Input records
'''

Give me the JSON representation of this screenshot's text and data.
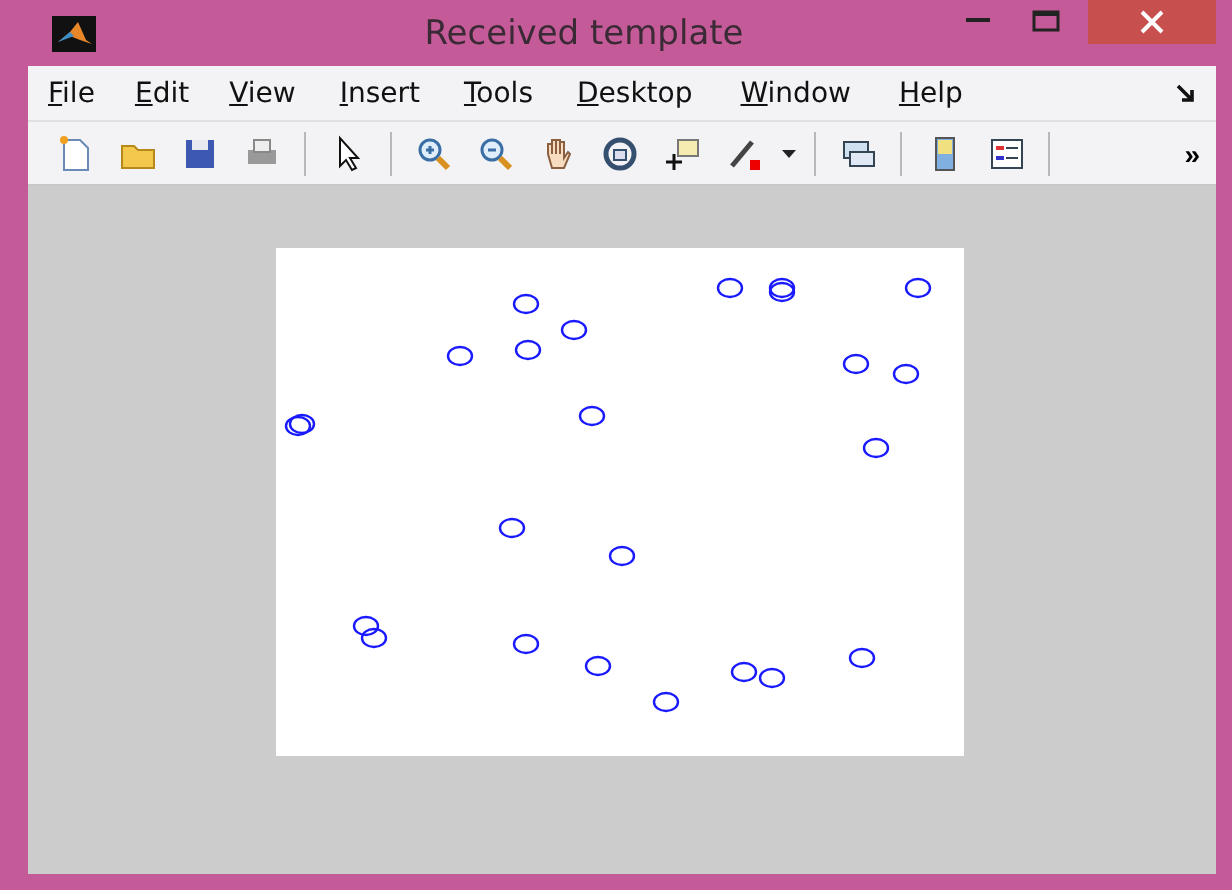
{
  "window": {
    "title": "Received template"
  },
  "menu": [
    {
      "label": "File"
    },
    {
      "label": "Edit"
    },
    {
      "label": "View"
    },
    {
      "label": "Insert"
    },
    {
      "label": "Tools"
    },
    {
      "label": "Desktop"
    },
    {
      "label": "Window"
    },
    {
      "label": "Help"
    }
  ],
  "toolbar": {
    "overflow": "»"
  }
}
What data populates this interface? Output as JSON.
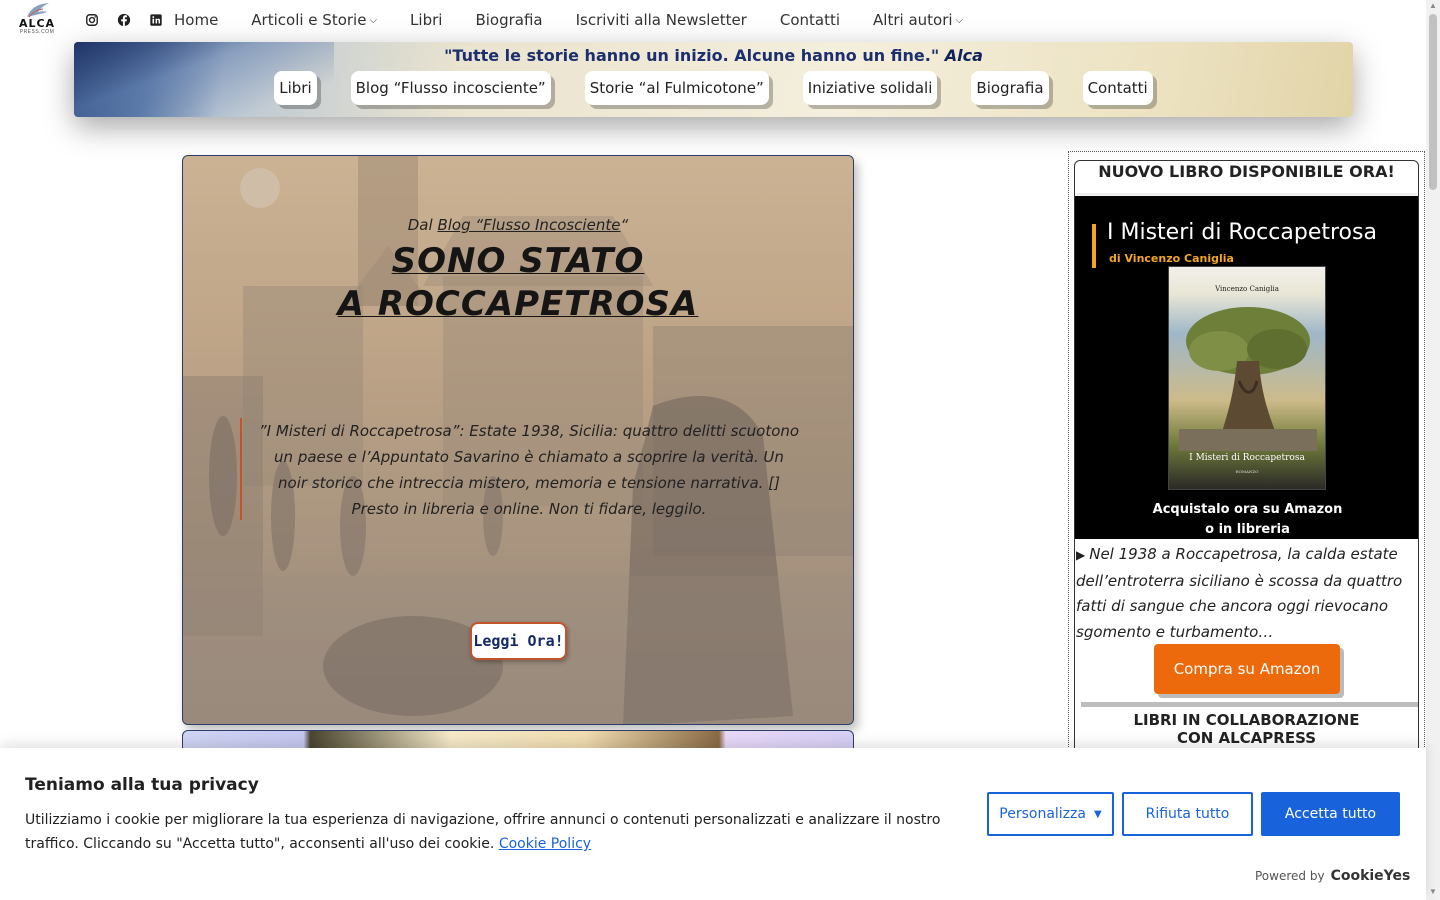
{
  "logo": {
    "text": "ALCA",
    "sub": "PRESS.COM"
  },
  "colors": {
    "accent_orange": "#ec6a0b",
    "cookie_blue": "#1863dc",
    "banner_quote": "#1b2f6e",
    "hero_accent": "#c2542b"
  },
  "social": [
    {
      "name": "instagram-icon"
    },
    {
      "name": "facebook-icon"
    },
    {
      "name": "linkedin-icon"
    }
  ],
  "nav": {
    "items": [
      {
        "label": "Home"
      },
      {
        "label": "Articoli e Storie",
        "dropdown": true
      },
      {
        "label": "Libri"
      },
      {
        "label": "Biografia"
      },
      {
        "label": "Iscriviti alla Newsletter"
      },
      {
        "label": "Contatti"
      },
      {
        "label": "Altri autori",
        "dropdown": true
      }
    ]
  },
  "banner": {
    "quote": "\"Tutte le storie hanno un inizio. Alcune hanno un fine.\"",
    "quote_author": "Alca",
    "pills": [
      "Libri",
      "Blog “Flusso incosciente”",
      "Storie “al Fulmicotone”",
      "Iniziative solidali",
      "Biografia",
      "Contatti"
    ]
  },
  "hero": {
    "from_prefix": "Dal ",
    "from_link": "Blog “Flusso Incosciente",
    "from_suffix": "“",
    "title_line1": "SONO STATO",
    "title_line2": "A ROCCAPETROSA",
    "quote": "”I Misteri di Roccapetrosa”: Estate 1938, Sicilia: quattro delitti scuotono un paese e l’Appuntato Savarino è chiamato a scoprire la verità. Un noir storico che intreccia mistero, memoria e tensione narrativa. [] Presto in libreria e online. Non ti fidare, leggilo.",
    "button": "Leggi Ora!"
  },
  "sidebar": {
    "heading": "NUOVO LIBRO DISPONIBILE ORA!",
    "book_title": "I Misteri di Roccapetrosa",
    "book_author": "di Vincenzo Caniglia",
    "cover_author": "Vincenzo Caniglia",
    "cover_title": "I Misteri di Roccapetrosa",
    "cover_sub": "ROMANZO",
    "cta_line1": "Acquistalo ora su Amazon",
    "cta_line2": "o in libreria",
    "description": "Nel 1938 a Roccapetrosa, la calda estate dell’entroterra siciliano è scossa da quattro fatti di sangue che ancora oggi rievocano sgomento e turbamento…",
    "amazon_button": "Compra su Amazon",
    "collab_line1": "LIBRI IN COLLABORAZIONE",
    "collab_line2": "CON ALCAPRESS"
  },
  "cookie": {
    "title": "Teniamo alla tua privacy",
    "text": "Utilizziamo i cookie per migliorare la tua esperienza di navigazione, offrire annunci o contenuti personalizzati e analizzare il nostro traffico. Cliccando su \"Accetta tutto\", acconsenti all'uso dei cookie.",
    "policy_link": "Cookie Policy",
    "customize": "Personalizza",
    "reject": "Rifiuta tutto",
    "accept": "Accetta tutto",
    "powered_by": "Powered by",
    "brand": "CookieYes"
  }
}
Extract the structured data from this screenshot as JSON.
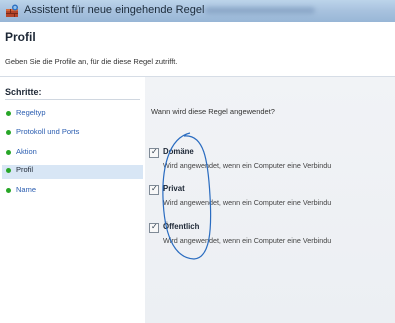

'''

Working from the material above, transcribe it exactly while omitting pictures.

Exercise response
Give me the JSON representation of this screenshot's text and data.
{
  "window": {
    "title": "Received template"
  },
  "menu": [
    {
      "label": "File"
    },
    {
      "label": "Edit"
    },
    {
      "label": "View"
    },
    {
      "label": "Insert"
    },
    {
      "label": "Tools"
    },
    {
      "label": "Desktop"
    },
    {
      "label": "Window"
    },
    {
      "label": "Help"
    }
  ],
  "toolbar": {
    "overflow": "»"
  }
}
What data populates this interface? Output as JSON.
{
  "logo": {
    "text": "ALCA",
    "sub": "PRESS.COM"
  },
  "colors": {
    "accent_orange": "#ec6a0b",
    "cookie_blue": "#1863dc",
    "banner_quote": "#1b2f6e",
    "hero_accent": "#c2542b"
  },
  "social": [
    {
      "name": "instagram-icon"
    },
    {
      "name": "facebook-icon"
    },
    {
      "name": "linkedin-icon"
    }
  ],
  "nav": {
    "items": [
      {
        "label": "Home"
      },
      {
        "label": "Articoli e Storie",
        "dropdown": true
      },
      {
        "label": "Libri"
      },
      {
        "label": "Biografia"
      },
      {
        "label": "Iscriviti alla Newsletter"
      },
      {
        "label": "Contatti"
      },
      {
        "label": "Altri autori",
        "dropdown": true
      }
    ]
  },
  "banner": {
    "quote": "\"Tutte le storie hanno un inizio. Alcune hanno un fine.\"",
    "quote_author": "Alca",
    "pills": [
      "Libri",
      "Blog “Flusso incosciente”",
      "Storie “al Fulmicotone”",
      "Iniziative solidali",
      "Biografia",
      "Contatti"
    ]
  },
  "hero": {
    "from_prefix": "Dal ",
    "from_link": "Blog “Flusso Incosciente",
    "from_suffix": "“",
    "title_line1": "SONO STATO",
    "title_line2": "A ROCCAPETROSA",
    "quote": "”I Misteri di Roccapetrosa”: Estate 1938, Sicilia: quattro delitti scuotono un paese e l’Appuntato Savarino è chiamato a scoprire la verità. Un noir storico che intreccia mistero, memoria e tensione narrativa. [] Presto in libreria e online. Non ti fidare, leggilo.",
    "button": "Leggi Ora!"
  },
  "sidebar": {
    "heading": "NUOVO LIBRO DISPONIBILE ORA!",
    "book_title": "I Misteri di Roccapetrosa",
    "book_author": "di Vincenzo Caniglia",
    "cover_author": "Vincenzo Caniglia",
    "cover_title": "I Misteri di Roccapetrosa",
    "cover_sub": "ROMANZO",
    "cta_line1": "Acquistalo ora su Amazon",
    "cta_line2": "o in libreria",
    "description": "Nel 1938 a Roccapetrosa, la calda estate dell’entroterra siciliano è scossa da quattro fatti di sangue che ancora oggi rievocano sgomento e turbamento…",
    "amazon_button": "Compra su Amazon",
    "collab_line1": "LIBRI IN COLLABORAZIONE",
    "collab_line2": "CON ALCAPRESS"
  },
  "cookie": {
    "title": "Teniamo alla tua privacy",
    "text": "Utilizziamo i cookie per migliorare la tua esperienza di navigazione, offrire annunci o contenuti personalizzati e analizzare il nostro traffico. Cliccando su \"Accetta tutto\", acconsenti all'uso dei cookie.",
    "policy_link": "Cookie Policy",
    "customize": "Personalizza",
    "reject": "Rifiuta tutto",
    "accept": "Accetta tutto",
    "powered_by": "Powered by",
    "brand": "CookieYes"
  }
}
Extract the structured data from this screenshot as JSON.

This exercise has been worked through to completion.